Stated goal >> Tally every line of the material that includes "TetherUS", then give the tally and nothing else.

Figure contents as structured data >>
══════════════════════════════

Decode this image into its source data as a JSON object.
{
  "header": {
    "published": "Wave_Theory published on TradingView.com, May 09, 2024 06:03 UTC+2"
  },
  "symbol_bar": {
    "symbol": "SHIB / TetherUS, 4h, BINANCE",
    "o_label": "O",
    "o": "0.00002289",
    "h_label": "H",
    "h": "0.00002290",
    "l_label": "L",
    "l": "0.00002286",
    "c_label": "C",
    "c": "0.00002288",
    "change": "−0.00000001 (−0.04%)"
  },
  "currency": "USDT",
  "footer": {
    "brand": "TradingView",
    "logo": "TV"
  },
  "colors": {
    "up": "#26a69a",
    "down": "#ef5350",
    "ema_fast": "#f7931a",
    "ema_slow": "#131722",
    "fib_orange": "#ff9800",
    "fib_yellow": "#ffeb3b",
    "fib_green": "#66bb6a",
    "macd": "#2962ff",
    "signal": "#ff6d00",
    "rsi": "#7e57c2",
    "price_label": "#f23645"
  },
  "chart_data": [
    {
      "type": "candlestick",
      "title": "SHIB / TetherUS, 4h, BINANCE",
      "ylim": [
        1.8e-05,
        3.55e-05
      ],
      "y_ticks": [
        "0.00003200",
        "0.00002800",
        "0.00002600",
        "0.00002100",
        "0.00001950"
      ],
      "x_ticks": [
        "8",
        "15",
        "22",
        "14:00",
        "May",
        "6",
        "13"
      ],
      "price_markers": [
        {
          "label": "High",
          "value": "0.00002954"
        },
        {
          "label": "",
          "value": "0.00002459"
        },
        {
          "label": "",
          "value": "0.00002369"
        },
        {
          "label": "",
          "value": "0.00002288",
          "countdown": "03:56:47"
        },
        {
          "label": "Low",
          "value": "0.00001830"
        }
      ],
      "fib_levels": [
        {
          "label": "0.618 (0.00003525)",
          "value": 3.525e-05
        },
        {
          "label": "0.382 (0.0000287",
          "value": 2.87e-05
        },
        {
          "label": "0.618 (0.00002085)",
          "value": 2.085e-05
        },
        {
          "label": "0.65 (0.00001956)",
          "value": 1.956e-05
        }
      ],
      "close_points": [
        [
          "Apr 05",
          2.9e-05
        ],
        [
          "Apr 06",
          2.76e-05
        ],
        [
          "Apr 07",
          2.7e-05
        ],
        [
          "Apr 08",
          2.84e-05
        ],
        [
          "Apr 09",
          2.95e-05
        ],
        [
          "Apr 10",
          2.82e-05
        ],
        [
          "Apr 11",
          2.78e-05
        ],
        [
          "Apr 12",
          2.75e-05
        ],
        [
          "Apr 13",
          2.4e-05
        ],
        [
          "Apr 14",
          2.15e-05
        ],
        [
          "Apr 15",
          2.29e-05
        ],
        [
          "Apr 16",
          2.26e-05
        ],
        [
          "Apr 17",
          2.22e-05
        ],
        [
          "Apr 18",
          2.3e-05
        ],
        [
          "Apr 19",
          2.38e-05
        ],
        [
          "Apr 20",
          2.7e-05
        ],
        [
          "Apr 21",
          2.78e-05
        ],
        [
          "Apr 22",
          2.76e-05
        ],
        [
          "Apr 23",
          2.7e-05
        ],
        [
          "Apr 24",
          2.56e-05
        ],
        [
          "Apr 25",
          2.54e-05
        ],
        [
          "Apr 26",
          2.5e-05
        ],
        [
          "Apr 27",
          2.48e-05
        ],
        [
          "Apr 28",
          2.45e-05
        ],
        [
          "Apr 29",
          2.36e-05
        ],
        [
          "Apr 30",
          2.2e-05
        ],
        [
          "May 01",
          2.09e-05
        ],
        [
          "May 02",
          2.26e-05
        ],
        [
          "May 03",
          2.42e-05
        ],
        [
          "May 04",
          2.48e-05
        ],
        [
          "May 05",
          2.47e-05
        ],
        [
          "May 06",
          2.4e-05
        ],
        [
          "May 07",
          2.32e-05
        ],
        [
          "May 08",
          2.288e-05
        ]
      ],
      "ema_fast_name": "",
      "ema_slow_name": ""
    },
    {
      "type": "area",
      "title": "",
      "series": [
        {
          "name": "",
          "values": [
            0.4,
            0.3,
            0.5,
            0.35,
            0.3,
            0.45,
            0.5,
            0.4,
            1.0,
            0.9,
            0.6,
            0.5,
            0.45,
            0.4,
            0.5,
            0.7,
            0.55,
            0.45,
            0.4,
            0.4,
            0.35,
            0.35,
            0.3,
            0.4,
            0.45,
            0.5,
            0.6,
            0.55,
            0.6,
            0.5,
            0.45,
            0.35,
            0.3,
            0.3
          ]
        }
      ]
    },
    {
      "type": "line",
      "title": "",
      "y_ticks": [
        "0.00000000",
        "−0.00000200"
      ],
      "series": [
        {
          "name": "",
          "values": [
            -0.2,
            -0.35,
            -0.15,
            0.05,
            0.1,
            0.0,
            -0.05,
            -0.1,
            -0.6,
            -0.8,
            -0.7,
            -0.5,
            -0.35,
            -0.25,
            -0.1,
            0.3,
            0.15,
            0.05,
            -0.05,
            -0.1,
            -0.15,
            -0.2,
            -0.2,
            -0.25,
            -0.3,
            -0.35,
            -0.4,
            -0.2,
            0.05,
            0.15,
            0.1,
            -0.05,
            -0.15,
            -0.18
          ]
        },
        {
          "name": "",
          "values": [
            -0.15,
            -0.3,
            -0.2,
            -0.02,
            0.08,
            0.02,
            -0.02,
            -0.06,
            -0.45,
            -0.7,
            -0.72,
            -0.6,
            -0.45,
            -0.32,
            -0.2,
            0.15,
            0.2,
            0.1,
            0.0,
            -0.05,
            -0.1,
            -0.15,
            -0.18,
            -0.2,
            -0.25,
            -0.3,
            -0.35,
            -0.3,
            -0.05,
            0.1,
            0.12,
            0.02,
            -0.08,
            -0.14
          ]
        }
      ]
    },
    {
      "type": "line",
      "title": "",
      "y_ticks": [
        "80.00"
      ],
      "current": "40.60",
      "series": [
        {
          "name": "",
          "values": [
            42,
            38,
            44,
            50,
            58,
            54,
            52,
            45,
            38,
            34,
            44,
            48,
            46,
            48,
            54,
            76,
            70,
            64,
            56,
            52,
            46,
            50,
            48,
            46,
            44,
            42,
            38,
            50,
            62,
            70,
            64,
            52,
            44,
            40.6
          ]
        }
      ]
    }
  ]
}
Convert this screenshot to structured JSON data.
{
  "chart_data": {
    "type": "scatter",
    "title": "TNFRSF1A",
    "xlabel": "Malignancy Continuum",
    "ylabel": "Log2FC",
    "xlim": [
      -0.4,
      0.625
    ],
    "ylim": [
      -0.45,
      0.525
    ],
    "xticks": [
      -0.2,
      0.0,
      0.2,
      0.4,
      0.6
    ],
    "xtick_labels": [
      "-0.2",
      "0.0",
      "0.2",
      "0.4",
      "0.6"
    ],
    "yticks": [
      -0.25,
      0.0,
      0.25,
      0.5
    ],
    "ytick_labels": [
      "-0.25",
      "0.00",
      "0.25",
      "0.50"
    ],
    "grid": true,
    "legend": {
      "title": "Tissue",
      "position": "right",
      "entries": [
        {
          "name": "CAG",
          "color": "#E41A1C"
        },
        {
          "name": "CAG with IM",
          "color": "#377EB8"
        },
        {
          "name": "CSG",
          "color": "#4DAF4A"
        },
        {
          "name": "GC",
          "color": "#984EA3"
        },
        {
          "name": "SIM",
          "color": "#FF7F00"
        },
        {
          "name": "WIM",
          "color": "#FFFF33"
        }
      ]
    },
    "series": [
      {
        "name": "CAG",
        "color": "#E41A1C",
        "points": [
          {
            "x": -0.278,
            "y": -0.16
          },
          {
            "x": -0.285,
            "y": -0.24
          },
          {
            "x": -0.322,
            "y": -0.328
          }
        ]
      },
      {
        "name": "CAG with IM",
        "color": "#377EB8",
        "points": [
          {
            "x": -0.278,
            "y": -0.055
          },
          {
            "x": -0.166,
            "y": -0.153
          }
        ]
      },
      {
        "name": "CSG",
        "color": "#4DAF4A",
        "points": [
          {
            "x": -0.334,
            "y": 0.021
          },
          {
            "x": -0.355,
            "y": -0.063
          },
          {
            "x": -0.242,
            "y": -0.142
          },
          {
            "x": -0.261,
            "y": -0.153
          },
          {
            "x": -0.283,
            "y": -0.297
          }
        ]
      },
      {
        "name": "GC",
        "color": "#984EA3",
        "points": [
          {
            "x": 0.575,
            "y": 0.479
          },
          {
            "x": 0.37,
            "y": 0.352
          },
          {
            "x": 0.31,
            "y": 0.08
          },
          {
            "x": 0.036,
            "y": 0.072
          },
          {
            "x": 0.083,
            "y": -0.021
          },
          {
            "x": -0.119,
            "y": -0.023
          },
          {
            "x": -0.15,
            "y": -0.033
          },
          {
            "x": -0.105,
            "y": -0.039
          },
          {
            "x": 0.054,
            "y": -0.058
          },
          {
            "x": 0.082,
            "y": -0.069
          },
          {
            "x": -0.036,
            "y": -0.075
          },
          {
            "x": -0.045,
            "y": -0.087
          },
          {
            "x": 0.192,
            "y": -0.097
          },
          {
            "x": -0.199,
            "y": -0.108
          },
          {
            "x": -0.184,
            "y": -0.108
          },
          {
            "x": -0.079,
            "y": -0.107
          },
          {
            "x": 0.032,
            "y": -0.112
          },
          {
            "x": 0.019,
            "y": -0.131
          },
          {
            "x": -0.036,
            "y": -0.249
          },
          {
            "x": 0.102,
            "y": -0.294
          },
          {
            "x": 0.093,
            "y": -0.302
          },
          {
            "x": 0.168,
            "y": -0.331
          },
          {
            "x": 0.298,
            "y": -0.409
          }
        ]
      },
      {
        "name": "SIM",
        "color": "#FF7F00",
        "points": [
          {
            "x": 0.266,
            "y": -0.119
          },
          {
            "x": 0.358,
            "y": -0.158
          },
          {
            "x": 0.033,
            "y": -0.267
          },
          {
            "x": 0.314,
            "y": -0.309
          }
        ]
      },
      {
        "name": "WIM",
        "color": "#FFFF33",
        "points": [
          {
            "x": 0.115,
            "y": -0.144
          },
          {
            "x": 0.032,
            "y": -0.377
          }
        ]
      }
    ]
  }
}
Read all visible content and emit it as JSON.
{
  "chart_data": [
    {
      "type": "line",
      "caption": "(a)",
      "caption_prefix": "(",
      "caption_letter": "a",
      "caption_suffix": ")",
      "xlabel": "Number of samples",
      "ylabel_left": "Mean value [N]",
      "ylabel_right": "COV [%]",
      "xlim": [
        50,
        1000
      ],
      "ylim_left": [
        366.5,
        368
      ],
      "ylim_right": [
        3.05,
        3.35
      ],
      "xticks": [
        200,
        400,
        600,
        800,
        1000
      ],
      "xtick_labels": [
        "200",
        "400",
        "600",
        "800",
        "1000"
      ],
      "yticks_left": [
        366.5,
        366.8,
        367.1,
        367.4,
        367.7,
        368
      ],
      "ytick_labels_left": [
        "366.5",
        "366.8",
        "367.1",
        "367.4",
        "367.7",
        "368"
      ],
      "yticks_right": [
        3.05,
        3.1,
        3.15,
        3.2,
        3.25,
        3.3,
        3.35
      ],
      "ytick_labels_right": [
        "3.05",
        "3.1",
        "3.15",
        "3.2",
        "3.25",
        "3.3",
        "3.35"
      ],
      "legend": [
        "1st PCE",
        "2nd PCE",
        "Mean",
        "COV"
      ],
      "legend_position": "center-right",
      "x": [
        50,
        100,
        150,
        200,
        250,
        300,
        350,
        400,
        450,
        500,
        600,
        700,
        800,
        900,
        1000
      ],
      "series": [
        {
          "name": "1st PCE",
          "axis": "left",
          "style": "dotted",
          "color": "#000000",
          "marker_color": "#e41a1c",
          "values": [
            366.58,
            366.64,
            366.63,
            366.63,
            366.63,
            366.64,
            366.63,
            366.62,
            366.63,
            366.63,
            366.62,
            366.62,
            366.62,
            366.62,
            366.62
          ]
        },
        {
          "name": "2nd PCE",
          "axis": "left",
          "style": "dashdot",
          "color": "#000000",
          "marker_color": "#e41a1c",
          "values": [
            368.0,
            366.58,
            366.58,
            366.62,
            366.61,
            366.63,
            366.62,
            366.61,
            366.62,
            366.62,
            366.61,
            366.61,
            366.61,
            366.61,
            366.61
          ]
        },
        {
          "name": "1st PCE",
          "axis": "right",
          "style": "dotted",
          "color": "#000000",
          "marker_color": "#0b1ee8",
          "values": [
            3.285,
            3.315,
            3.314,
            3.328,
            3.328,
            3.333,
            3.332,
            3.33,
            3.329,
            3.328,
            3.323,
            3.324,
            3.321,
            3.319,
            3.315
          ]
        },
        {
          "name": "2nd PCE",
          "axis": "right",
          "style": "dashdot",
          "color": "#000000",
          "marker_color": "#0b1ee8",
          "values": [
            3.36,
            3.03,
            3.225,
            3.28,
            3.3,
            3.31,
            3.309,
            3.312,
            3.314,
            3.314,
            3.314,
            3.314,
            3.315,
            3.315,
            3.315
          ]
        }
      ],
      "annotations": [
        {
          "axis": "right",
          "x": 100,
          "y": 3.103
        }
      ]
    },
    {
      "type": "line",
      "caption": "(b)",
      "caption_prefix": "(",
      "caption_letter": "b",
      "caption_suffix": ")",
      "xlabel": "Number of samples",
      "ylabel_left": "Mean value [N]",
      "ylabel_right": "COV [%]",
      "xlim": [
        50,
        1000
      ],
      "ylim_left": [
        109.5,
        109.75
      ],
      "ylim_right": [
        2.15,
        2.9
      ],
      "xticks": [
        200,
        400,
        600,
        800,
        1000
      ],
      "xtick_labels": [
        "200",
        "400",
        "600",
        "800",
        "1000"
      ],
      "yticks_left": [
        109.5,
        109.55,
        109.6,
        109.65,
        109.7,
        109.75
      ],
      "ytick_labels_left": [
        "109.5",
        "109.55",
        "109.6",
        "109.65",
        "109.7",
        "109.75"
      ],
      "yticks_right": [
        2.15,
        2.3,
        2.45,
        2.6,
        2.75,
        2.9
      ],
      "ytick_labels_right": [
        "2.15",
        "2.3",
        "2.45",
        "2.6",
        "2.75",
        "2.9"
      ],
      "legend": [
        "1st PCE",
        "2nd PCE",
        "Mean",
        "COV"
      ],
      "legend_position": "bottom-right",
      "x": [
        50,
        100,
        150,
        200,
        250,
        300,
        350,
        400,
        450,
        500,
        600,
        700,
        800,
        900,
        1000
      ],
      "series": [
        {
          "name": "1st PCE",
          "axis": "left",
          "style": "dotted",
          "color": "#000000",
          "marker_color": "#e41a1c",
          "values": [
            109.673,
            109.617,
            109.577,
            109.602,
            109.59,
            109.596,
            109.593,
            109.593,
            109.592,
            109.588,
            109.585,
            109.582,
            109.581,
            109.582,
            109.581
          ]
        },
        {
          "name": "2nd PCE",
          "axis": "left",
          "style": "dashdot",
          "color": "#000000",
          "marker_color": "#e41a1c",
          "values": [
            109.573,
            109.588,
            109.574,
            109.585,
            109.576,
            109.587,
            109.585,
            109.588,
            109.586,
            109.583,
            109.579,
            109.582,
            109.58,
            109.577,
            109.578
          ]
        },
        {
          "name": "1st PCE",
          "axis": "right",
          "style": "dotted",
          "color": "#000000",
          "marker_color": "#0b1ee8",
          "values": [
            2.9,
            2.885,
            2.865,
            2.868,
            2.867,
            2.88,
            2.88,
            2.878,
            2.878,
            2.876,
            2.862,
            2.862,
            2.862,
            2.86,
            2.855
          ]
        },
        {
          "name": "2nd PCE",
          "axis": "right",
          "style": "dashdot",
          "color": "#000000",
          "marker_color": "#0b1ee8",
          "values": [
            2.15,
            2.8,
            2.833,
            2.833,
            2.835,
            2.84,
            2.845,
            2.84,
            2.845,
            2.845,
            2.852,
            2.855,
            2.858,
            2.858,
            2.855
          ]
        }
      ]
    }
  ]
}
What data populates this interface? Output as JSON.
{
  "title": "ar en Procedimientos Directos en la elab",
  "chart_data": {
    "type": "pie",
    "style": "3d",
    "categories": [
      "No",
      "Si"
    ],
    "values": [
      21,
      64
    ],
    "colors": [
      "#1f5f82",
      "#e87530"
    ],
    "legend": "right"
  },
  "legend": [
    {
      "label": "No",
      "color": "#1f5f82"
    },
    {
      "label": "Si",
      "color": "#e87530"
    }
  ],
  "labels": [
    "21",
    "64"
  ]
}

══════════════════════════════

Written answer >> 2